-- SHORT EXERCISE --
Give only the number of lines that contain the word "Travis".

-- SUPPLIED MATERIAL --

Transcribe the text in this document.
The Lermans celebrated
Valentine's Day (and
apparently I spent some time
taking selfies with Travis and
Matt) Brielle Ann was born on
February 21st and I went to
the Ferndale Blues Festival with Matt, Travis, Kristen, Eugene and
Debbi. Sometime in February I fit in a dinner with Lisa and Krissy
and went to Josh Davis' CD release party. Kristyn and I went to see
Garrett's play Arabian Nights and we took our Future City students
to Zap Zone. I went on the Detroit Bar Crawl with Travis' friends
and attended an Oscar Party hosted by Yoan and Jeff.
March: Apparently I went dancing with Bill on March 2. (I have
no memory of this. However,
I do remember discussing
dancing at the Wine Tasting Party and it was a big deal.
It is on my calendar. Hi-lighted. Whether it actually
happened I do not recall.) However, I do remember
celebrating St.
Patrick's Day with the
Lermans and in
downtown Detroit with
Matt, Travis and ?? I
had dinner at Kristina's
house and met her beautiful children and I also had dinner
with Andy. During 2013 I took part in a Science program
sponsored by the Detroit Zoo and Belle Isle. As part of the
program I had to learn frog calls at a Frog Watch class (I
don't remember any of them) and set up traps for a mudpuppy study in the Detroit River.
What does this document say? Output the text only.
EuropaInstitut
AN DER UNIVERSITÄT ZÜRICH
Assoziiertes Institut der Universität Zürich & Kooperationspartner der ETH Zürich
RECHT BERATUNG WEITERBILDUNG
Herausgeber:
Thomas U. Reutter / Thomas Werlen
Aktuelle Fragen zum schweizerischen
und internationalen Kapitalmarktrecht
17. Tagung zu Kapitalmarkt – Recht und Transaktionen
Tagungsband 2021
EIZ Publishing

-- ANSWER FOR THIS EXERCISE --
4